- Provided data -
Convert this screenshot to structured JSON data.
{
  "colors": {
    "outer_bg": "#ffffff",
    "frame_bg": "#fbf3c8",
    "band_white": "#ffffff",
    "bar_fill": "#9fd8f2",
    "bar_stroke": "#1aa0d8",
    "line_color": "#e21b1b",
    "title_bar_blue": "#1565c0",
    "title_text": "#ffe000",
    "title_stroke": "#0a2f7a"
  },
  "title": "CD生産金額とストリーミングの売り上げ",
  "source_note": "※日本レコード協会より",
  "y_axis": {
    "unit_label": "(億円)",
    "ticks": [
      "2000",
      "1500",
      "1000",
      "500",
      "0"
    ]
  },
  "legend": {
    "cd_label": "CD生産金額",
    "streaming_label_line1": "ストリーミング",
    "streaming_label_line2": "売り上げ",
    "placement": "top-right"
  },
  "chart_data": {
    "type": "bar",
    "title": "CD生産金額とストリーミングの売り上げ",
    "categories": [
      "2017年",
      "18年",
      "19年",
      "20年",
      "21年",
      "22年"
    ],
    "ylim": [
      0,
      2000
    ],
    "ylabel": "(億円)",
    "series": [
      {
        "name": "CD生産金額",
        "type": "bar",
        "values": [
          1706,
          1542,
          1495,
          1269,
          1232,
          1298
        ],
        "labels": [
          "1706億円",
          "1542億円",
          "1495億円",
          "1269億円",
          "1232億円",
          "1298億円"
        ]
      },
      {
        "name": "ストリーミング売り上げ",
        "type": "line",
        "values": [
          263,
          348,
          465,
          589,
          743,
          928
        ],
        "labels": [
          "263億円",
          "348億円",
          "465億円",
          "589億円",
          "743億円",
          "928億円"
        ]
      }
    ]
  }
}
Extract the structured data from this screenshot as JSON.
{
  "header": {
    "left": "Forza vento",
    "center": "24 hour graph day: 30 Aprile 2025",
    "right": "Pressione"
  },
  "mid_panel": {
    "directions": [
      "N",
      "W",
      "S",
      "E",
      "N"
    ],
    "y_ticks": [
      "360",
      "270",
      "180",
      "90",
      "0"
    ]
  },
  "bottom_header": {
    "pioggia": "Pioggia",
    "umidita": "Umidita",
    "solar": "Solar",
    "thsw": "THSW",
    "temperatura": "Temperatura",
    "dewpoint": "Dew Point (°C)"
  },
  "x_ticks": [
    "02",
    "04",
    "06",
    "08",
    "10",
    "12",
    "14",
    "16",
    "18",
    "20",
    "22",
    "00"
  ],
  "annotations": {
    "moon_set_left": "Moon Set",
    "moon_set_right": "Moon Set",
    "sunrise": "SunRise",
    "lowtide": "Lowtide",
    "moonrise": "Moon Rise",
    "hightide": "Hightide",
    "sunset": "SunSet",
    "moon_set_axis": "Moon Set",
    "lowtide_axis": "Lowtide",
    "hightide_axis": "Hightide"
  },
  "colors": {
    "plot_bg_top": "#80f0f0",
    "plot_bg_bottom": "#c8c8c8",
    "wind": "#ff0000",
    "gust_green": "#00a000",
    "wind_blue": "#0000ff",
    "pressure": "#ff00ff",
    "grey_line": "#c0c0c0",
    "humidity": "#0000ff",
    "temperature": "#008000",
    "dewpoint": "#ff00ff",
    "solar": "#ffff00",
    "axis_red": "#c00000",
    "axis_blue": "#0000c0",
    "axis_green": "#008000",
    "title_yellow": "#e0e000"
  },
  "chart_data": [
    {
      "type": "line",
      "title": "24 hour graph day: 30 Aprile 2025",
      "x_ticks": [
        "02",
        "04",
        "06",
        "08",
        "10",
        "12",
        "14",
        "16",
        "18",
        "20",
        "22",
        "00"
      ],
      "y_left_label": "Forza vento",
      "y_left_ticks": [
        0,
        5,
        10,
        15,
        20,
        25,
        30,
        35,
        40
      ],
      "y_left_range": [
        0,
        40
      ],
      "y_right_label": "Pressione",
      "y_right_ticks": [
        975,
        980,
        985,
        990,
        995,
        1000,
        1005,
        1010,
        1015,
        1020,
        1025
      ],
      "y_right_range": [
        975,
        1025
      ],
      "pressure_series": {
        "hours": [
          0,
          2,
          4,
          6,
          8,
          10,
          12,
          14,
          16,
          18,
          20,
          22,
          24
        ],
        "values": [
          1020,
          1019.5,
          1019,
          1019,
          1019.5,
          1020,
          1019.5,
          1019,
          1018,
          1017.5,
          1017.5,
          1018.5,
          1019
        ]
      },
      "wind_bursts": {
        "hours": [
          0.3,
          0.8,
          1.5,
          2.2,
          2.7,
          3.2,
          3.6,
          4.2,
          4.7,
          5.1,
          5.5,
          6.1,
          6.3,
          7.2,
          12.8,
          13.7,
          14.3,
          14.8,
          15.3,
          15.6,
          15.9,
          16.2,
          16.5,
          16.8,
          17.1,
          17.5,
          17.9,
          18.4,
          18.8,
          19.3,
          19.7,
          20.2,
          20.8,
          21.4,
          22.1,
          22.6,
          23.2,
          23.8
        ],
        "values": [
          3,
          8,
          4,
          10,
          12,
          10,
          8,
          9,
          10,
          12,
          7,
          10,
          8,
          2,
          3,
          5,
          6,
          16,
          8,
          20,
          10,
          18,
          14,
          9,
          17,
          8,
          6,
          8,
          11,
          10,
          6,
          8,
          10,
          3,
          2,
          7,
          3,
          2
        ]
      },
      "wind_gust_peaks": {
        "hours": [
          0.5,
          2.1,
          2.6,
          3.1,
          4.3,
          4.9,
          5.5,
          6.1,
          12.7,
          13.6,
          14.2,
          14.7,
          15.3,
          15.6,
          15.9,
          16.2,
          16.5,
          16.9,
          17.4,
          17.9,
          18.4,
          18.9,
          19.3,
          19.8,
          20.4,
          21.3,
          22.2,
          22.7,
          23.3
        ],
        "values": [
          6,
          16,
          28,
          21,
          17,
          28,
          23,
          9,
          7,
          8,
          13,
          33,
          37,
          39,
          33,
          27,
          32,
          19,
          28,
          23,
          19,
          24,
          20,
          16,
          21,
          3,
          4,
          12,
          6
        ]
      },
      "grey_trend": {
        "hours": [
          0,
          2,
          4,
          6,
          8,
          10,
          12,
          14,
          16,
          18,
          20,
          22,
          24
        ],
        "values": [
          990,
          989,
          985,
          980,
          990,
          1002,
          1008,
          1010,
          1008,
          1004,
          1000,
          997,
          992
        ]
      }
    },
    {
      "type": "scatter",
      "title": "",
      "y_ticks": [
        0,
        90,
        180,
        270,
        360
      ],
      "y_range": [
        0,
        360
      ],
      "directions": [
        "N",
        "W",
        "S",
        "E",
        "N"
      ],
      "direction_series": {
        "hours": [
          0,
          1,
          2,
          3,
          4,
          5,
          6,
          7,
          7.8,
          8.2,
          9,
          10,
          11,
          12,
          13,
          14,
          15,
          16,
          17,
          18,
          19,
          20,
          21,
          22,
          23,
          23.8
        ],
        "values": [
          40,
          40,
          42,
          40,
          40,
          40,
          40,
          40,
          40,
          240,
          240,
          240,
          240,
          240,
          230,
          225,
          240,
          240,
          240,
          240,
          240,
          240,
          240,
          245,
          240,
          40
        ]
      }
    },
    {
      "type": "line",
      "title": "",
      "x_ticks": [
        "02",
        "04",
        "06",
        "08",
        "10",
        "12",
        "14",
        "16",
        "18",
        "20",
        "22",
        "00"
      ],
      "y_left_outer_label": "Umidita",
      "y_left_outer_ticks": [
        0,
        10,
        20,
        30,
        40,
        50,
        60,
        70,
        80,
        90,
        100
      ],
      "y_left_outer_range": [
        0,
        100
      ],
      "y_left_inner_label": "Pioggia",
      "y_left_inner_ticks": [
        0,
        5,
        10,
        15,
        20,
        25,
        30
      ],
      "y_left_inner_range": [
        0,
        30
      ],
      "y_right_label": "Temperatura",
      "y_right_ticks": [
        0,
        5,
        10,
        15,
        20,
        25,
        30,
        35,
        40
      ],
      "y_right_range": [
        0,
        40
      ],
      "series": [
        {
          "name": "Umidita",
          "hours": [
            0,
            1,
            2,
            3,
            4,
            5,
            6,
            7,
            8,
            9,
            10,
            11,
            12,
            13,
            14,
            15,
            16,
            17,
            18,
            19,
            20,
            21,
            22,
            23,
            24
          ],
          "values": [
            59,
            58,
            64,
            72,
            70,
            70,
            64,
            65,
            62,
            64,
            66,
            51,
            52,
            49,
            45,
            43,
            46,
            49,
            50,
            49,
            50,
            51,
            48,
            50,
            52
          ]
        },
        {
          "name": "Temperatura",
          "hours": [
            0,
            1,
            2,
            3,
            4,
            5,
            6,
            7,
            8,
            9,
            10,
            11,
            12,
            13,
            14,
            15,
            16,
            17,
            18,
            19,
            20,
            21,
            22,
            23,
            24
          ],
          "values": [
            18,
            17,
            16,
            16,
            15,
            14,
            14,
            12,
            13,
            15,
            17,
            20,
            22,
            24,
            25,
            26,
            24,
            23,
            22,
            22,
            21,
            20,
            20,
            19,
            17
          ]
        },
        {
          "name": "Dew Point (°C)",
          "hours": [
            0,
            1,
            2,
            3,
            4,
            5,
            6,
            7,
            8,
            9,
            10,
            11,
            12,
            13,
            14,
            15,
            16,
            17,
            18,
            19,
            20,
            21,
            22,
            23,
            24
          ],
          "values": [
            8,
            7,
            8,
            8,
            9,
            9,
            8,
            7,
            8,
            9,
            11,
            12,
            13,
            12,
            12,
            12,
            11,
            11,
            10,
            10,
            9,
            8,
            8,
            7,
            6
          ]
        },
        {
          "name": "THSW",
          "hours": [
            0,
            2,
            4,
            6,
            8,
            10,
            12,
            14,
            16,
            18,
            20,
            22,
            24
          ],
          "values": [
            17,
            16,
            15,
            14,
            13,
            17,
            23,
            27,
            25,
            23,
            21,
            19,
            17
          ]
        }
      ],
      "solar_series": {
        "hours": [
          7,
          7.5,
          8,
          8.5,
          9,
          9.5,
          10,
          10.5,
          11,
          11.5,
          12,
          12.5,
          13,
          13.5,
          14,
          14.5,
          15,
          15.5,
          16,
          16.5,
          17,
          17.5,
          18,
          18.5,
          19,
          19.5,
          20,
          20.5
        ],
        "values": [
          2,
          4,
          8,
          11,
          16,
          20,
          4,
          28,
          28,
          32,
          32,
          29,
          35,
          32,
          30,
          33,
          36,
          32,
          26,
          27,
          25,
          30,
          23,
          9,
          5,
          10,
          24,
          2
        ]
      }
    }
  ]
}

- Stated task -
Look above for lines with the word "Pioggia" and copy them all.

- Solution for this task -
    "pioggia": "Pioggia",
      "y_left_inner_label": "Pioggia",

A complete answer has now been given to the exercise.